[Begin]

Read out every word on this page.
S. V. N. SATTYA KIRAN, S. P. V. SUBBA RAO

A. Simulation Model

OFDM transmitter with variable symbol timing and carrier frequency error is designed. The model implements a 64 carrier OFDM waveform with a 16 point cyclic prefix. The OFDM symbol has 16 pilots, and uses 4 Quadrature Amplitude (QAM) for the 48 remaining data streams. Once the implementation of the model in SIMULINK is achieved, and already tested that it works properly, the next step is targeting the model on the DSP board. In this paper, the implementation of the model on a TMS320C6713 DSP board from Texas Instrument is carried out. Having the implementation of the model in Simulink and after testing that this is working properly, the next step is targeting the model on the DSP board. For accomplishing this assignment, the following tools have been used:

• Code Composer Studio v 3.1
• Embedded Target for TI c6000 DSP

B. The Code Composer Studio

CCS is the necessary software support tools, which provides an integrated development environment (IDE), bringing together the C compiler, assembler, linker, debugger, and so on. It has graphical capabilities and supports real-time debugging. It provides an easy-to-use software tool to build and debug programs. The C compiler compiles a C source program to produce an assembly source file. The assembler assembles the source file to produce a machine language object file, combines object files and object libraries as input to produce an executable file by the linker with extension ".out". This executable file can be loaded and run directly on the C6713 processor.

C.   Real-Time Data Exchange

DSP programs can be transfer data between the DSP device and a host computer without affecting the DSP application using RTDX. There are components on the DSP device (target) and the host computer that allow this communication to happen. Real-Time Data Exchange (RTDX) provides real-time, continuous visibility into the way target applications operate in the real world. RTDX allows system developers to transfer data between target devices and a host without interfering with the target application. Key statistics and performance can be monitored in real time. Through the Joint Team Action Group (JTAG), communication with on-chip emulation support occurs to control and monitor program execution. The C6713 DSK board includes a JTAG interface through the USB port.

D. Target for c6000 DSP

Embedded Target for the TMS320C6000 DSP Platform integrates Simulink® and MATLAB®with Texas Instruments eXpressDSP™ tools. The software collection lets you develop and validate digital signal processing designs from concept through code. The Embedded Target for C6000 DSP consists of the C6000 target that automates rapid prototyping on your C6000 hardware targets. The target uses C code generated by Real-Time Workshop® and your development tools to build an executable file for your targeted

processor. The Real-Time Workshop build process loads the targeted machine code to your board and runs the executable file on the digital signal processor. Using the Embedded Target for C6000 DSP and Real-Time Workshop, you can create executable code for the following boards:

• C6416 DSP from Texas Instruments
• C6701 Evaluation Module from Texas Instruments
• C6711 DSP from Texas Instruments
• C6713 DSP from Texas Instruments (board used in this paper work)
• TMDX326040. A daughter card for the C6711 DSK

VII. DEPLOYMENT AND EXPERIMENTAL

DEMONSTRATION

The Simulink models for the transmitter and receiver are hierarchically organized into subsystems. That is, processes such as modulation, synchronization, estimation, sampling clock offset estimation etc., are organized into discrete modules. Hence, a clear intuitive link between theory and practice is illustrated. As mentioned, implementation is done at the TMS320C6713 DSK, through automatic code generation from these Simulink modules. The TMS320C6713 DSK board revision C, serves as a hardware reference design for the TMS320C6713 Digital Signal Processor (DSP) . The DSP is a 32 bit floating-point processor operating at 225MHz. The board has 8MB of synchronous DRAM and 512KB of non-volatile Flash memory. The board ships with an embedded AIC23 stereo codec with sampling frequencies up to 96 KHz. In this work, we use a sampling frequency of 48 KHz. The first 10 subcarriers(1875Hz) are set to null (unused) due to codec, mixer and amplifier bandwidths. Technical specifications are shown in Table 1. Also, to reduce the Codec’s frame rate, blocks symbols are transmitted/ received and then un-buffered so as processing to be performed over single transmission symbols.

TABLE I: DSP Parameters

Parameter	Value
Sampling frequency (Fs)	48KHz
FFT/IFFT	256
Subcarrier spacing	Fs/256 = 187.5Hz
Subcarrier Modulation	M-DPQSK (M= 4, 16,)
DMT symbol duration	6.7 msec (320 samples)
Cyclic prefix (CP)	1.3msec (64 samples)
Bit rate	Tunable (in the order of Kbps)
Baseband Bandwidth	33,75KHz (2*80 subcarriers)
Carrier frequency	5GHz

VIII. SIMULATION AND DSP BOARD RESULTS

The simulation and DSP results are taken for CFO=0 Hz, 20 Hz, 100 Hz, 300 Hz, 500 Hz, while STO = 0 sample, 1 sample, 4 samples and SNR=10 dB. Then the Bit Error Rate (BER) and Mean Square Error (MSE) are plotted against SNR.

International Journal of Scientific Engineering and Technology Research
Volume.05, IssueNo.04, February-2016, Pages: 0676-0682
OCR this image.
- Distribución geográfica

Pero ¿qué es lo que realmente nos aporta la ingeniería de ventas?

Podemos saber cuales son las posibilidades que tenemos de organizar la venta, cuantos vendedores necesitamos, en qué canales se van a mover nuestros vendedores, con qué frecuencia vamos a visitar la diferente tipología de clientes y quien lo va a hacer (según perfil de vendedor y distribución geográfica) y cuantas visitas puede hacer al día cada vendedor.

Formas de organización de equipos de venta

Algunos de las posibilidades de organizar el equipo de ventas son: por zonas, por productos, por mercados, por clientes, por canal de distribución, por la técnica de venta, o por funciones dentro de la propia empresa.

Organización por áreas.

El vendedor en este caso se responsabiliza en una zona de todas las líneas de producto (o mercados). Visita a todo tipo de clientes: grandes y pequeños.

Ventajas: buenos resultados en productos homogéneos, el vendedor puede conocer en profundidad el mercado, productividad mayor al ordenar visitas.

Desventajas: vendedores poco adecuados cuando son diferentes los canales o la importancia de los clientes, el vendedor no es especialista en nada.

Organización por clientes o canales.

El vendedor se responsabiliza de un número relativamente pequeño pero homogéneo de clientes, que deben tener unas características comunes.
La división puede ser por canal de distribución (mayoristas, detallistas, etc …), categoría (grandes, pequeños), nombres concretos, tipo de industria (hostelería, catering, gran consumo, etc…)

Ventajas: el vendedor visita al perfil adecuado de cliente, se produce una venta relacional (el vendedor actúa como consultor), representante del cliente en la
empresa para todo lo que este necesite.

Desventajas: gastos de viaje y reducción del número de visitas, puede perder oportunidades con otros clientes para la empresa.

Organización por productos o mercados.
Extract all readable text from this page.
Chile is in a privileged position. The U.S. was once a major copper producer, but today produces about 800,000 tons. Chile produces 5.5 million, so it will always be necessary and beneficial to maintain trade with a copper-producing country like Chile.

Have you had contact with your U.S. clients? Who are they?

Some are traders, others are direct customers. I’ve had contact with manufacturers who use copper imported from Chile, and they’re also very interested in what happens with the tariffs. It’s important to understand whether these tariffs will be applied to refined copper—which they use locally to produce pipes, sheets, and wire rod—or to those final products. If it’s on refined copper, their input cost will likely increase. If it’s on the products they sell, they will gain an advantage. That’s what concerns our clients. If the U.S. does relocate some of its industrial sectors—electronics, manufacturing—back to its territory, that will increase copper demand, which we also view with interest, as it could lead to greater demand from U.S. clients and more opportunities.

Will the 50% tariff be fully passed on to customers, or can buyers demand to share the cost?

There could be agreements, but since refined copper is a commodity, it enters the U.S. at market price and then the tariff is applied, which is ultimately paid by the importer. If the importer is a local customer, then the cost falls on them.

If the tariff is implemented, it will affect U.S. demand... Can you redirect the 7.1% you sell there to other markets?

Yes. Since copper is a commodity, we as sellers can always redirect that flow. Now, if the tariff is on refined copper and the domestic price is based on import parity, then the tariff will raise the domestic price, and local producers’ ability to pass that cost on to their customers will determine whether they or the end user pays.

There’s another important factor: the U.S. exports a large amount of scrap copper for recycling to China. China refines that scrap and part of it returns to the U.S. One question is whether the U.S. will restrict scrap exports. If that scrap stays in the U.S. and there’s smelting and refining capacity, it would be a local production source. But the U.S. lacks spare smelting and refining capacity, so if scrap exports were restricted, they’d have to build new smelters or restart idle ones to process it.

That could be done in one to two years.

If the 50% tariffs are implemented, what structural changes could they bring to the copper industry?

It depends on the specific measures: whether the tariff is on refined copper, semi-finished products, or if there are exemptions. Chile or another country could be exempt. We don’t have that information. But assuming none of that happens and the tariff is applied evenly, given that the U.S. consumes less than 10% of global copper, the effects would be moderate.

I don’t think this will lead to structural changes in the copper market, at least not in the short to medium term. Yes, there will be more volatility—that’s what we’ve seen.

[End]

◆ **AIM OF THE TASK**: Look over the material above and show each line where "Instruments" appears.

◆ **RESPONSE**:
Embedded Target for the TMS320C6000 DSP Platform integrates Simulink® and MATLAB®with Texas Instruments eXpressDSP™ tools. The software collection lets you develop and validate digital signal processing designs from concept through code. The Embedded Target for C6000 DSP consists of the C6000 target that automates rapid prototyping on your C6000 hardware targets. The target uses C code generated by Real-Time Workshop® and your development tools to build an executable file for your targeted
• C6416 DSP from Texas Instruments
• C6701 Evaluation Module from Texas Instruments
• C6711 DSP from Texas Instruments
• C6713 DSP from Texas Instruments (board used in this paper work)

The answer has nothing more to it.